• MATERIAL TO PROCESS:

********************

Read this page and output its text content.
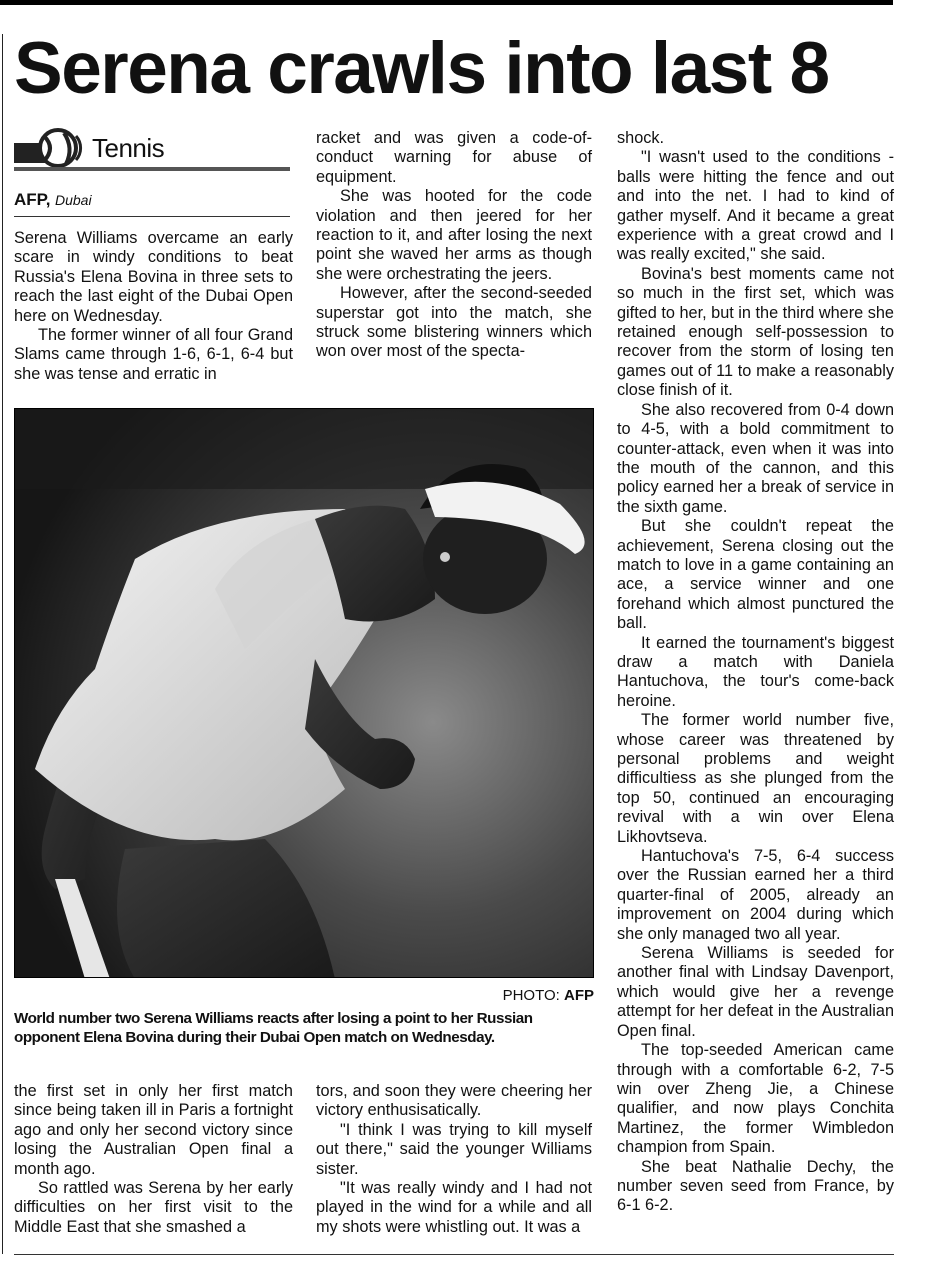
Serena crawls into last 8
Tennis
AFP, Dubai

Serena Williams overcame an early scare in windy conditions to beat Russia's Elena Bovina in three sets to reach the last eight of the Dubai Open here on Wednesday.

The former winner of all four Grand Slams came through 1-6, 6-1, 6-4 but she was tense and erratic in

racket and was given a code-of-conduct warning for abuse of equipment.

She was hooted for the code violation and then jeered for her reaction to it, and after losing the next point she waved her arms as though she were orchestrating the jeers.

However, after the second-seeded superstar got into the match, she struck some blistering winners which won over most of the specta-

shock.

"I wasn't used to the conditions - balls were hitting the fence and out and into the net. I had to kind of gather myself. And it became a great experience with a great crowd and I was really excited," she said.

Bovina's best moments came not so much in the first set, which was gifted to her, but in the third where she retained enough self-possession to recover from the storm of losing ten games out of 11 to make a reasonably close finish of it.

She also recovered from 0-4 down to 4-5, with a bold commitment to counter-attack, even when it was into the mouth of the cannon, and this policy earned her a break of service in the sixth game.

But she couldn't repeat the achievement, Serena closing out the match to love in a game containing an ace, a service winner and one forehand which almost punctured the ball.

It earned the tournament's biggest draw a match with Daniela Hantuchova, the tour's come-back heroine.

The former world number five, whose career was threatened by personal problems and weight difficultiess as she plunged from the top 50, continued an encouraging revival with a win over Elena Likhovtseva.

Hantuchova's 7-5, 6-4 success over the Russian earned her a third quarter-final of 2005, already an improvement on 2004 during which she only managed two all year.

Serena Williams is seeded for another final with Lindsay Davenport, which would give her a revenge attempt for her defeat in the Australian Open final.

The top-seeded American came through with a comfortable 6-2, 7-5 win over Zheng Jie, a Chinese qualifier, and now plays Conchita Martinez, the former Wimbledon champion from Spain.

She beat Nathalie Dechy, the number seven seed from France, by 6-1 6-2.

PHOTO: AFP
World number two Serena Williams reacts after losing a point to her Russian opponent Elena Bovina during their Dubai Open match on Wednesday.

the first set in only her first match since being taken ill in Paris a fortnight ago and only her second victory since losing the Australian Open final a month ago.

So rattled was Serena by her early difficulties on her first visit to the Middle East that she smashed a

tors, and soon they were cheering her victory enthusisatically.

"I think I was trying to kill myself out there," said the younger Williams sister.

"It was really windy and I had not played in the wind for a while and all my shots were whistling out. It was a
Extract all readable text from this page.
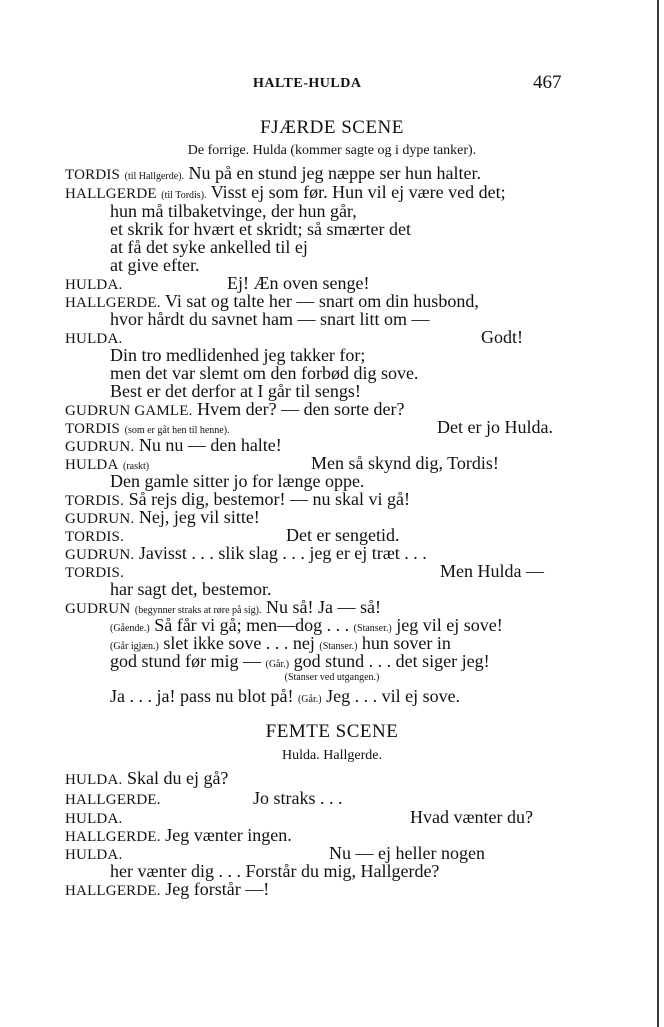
HALTE-HULDA	467
FJÆRDE SCENE
De forrige. Hulda (kommer sagte og i dype tanker).
TORDIS (til Hallgerde). Nu på en stund jeg næppe ser hun halter.
HALLGERDE (til Tordis). Visst ej som før. Hun vil ej være ved det;
hun må tilbaketvinge, der hun går,
et skrik for hvært et skridt; så smærter det
at få det syke ankelled til ej
at give efter.
HULDA.	Ej! Æn oven senge!
HALLGERDE. Vi sat og talte her — snart om din husbond,
hvor hårdt du savnet ham — snart litt om —
HULDA.	Godt!
Din tro medlidenhed jeg takker for;
men det var slemt om den forbød dig sove.
Best er det derfor at I går til sengs!
GUDRUN GAMLE. Hvem der? — den sorte der?
TORDIS (som er gåt hen til henne).	Det er jo Hulda.
GUDRUN. Nu nu — den halte!
HULDA (raskt)	Men så skynd dig, Tordis!
Den gamle sitter jo for længe oppe.
TORDIS. Så rejs dig, bestemor! — nu skal vi gå!
GUDRUN. Nej, jeg vil sitte!
TORDIS.	Det er sengetid.
GUDRUN. Javisst . . . slik slag . . . jeg er ej træt . . .
TORDIS.	Men Hulda —
har sagt det, bestemor.
GUDRUN (begynner straks at røre på sig). Nu så! Ja — så!
(Gående.) Så får vi gå; men—dog . . . (Stanser.) jeg vil ej sove!
(Går igjæn.) slet ikke sove . . . nej (Stanser.) hun sover in
god stund før mig — (Går.) god stund . . . det siger jeg!
(Stanser ved utgangen.)
Ja . . . ja! pass nu blot på! (Går.) Jeg . . . vil ej sove.
FEMTE SCENE
Hulda. Hallgerde.
HULDA. Skal du ej gå?
HALLGERDE.	Jo straks . . .
HULDA.	Hvad vænter du?
HALLGERDE. Jeg vænter ingen.
HULDA.	Nu — ej heller nogen
her vænter dig . . . Forstår du mig, Hallgerde?
HALLGERDE. Jeg forstår —!
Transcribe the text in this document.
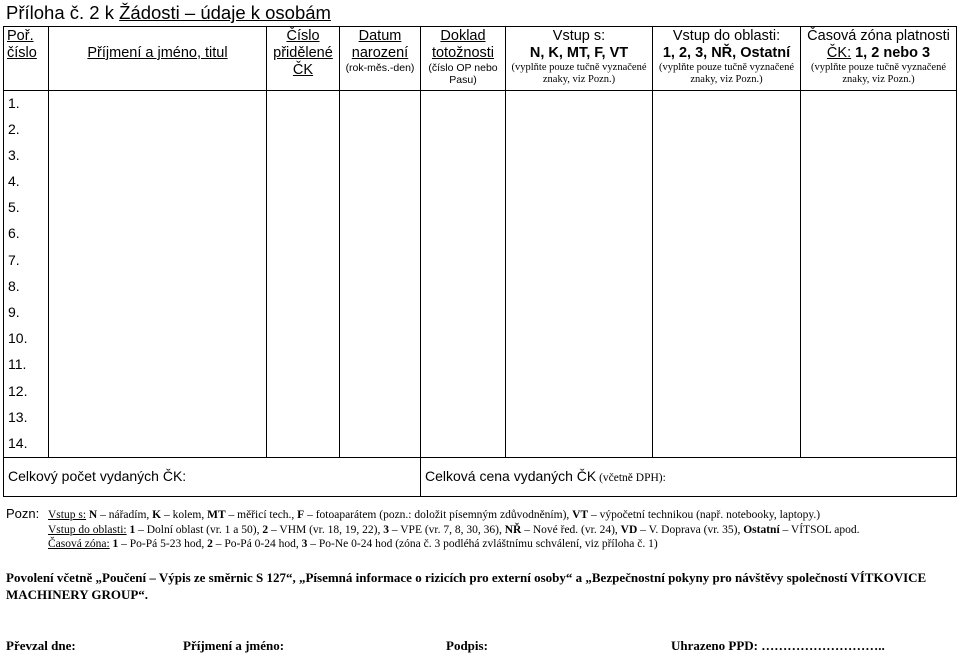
Příloha č. 2 k Žádosti – údaje k osobám
Poř.
číslo	Příjmení a jméno, titul	Číslo
přidělené
ČK	Datum
narození
(rok-měs.-den)	Doklad
totožnosti
(číslo OP nebo
Pasu)	Vstup s:
N, K, MT, F, VT
(vyplňte pouze tučně vyznačené znaky, viz Pozn.)	Vstup do oblasti:
1, 2, 3, NŘ, Ostatní
(vyplňte pouze tučně vyznačené znaky, viz Pozn.)	Časová zóna platnosti
ČK: 1, 2 nebo 3
(vyplňte pouze tučně vyznačené znaky, viz Pozn.)

1.							
2.							
3.							
4.							
5.							
6.							
7.							
8.							
9.							
10.							
11.							
12.							
13.							
14.							
Celkový počet vydaných ČK:				Celková cena vydaných ČK (včetně DPH):			
Pozn: Vstup s: N – nářadím, K – kolem, MT – měřicí tech., F – fotoaparátem (pozn.: doložit písemným zdůvodněním), VT – výpočetní technikou (např. notebooky, laptopy.)
Vstup do oblasti: 1 – Dolní oblast (vr. 1 a 50), 2 – VHM (vr. 18, 19, 22), 3 – VPE (vr. 7, 8, 30, 36), NŘ – Nové řed. (vr. 24), VD – V. Doprava (vr. 35), Ostatní – VÍTSOL apod.
Časová zóna: 1 – Po-Pá 5-23 hod, 2 – Po-Pá 0-24 hod, 3 – Po-Ne 0-24 hod (zóna č. 3 podléhá zvláštnímu schválení, viz příloha č. 1)
Povolení včetně „Poučení – Výpis ze směrnic S 127“, „Písemná informace o rizicích pro externí osoby“ a „Bezpečnostní pokyny pro návštěvy společností VÍTKOVICE MACHINERY GROUP“.
Převzal dne:	Příjmení a jméno:	Podpis:	Uhrazeno PPD: ………………………..
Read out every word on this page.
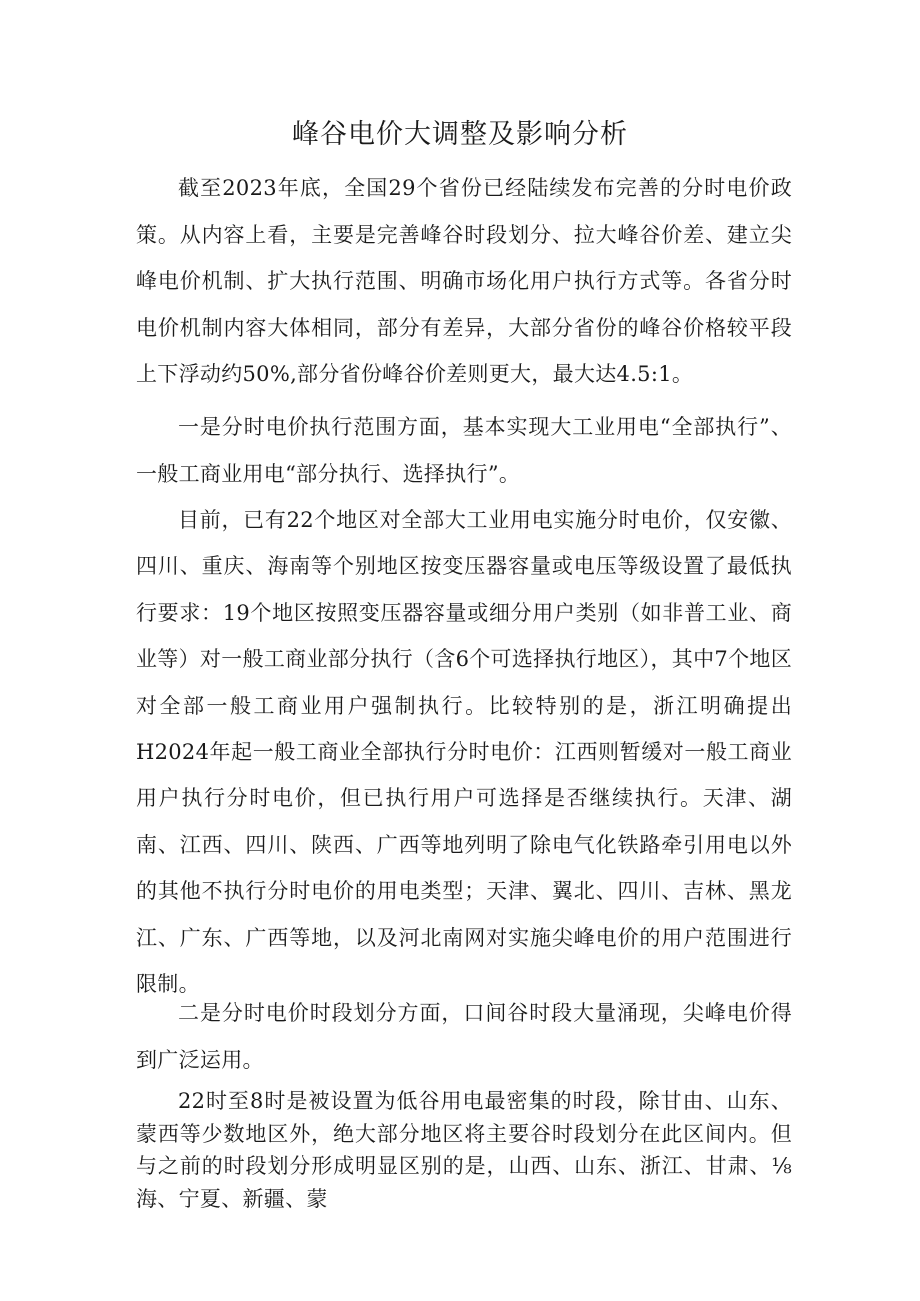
峰谷电价大调整及影响分析

截至2023年底，全国29个省份已经陆续发布完善的分时电价政策。从内容上看，主要是完善峰谷时段划分、拉大峰谷价差、建立尖峰电价机制、扩大执行范围、明确市场化用户执行方式等。各省分时电价机制内容大体相同，部分有差异，大部分省份的峰谷价格较平段上下浮动约50%,部分省份峰谷价差则更大，最大达4.5:1。

一是分时电价执行范围方面，基本实现大工业用电“全部执行”、一般工商业用电“部分执行、选择执行”。

目前，已有22个地区对全部大工业用电实施分时电价，仅安徽、四川、重庆、海南等个别地区按变压器容量或电压等级设置了最低执行要求：19个地区按照变压器容量或细分用户类别（如非普工业、商业等）对一般工商业部分执行（含6个可选择执行地区），其中7个地区对全部一般工商业用户强制执行。比较特别的是，浙江明确提出H2024年起一般工商业全部执行分时电价：江西则暂缓对一般工商业用户执行分时电价，但已执行用户可选择是否继续执行。天津、湖南、江西、四川、陕西、广西等地列明了除电气化铁路牵引用电以外的其他不执行分时电价的用电类型；天津、翼北、四川、吉林、黑龙江、广东、广西等地，以及河北南网对实施尖峰电价的用户范围进行限制。

二是分时电价时段划分方面，口间谷时段大量涌现，尖峰电价得到广泛运用。

22时至8时是被设置为低谷用电最密集的时段，除甘由、山东、蒙西等少数地区外，绝大部分地区将主要谷时段划分在此区间内。但与之前的时段划分形成明显区别的是，山西、山东、浙江、甘肃、⅛海、宁夏、新疆、蒙
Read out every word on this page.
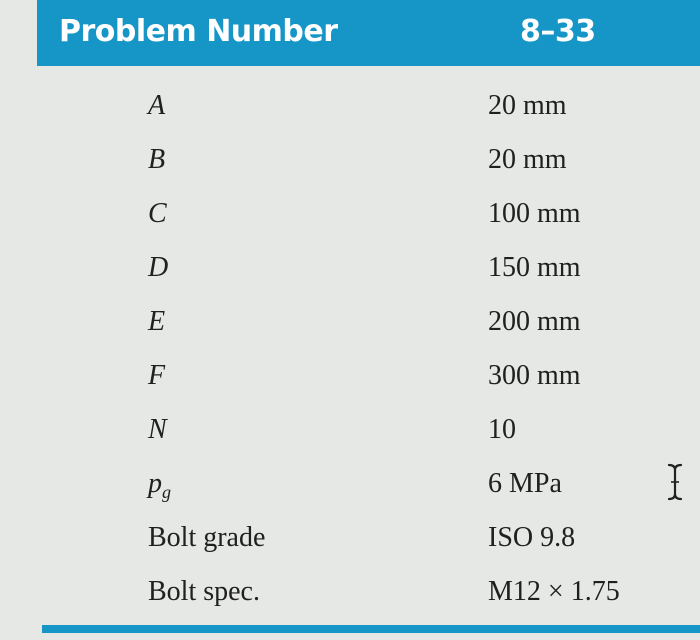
Problem Number	8–33
A	20 mm
B	20 mm
C	100 mm
D	150 mm
E	200 mm
F	300 mm
N	10
$p_g$	6 MPa
Bolt grade	ISO 9.8
Bolt spec.	M12 × 1.75
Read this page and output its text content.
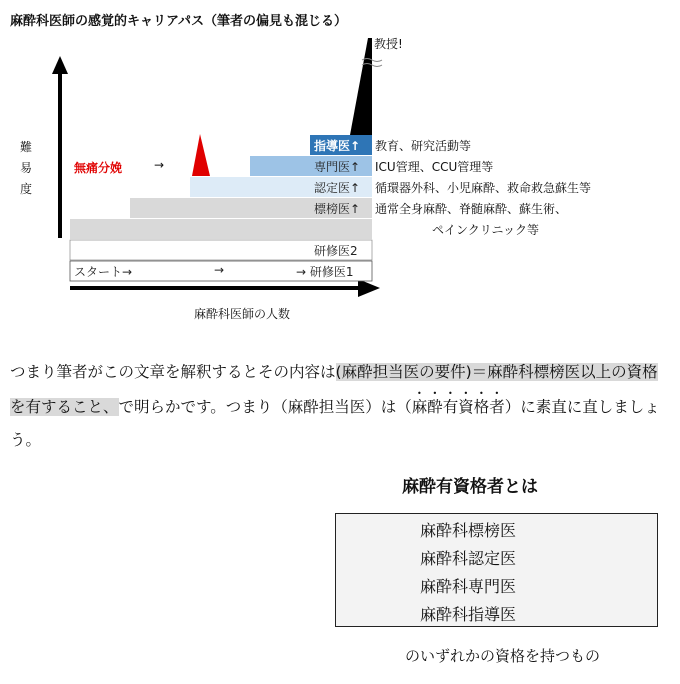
麻酔科医師の感覚的キャリアパス（筆者の偏見も混じる）
教授!
難
易
度
無痛分娩	→
指導医↑
専門医↑
認定医↑
標榜医↑
研修医2
スタート→	→	→ 研修医1
教育、研究活動等
ICU管理、CCU管理等
循環器外科、小児麻酔、救命救急蘇生等
通常全身麻酔、脊髄麻酔、蘇生術、
ペインクリニック等
麻酔科医師の人数
つまり筆者がこの文章を解釈するとその内容は(麻酔担当医の要件)＝麻酔科標榜医以上の資格を有すること、で明らかです。つまり（麻酔担当医）は（麻酔有資格者）に素直に直しましょう。
麻酔有資格者とは
麻酔科標榜医
麻酔科認定医
麻酔科専門医
麻酔科指導医
のいずれかの資格を持つもの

********************

• THE REQUEST: Reproduce each line of the entries in which the word "during" is found.

• PROBLEM SOLUTION:
Hantuchova's 7-5, 6-4 success over the Russian earned her a third quarter-final of 2005, already an improvement on 2004 during which she only managed two all year.
World number two Serena Williams reacts after losing a point to her Russian opponent Elena Bovina during their Dubai Open match on Wednesday.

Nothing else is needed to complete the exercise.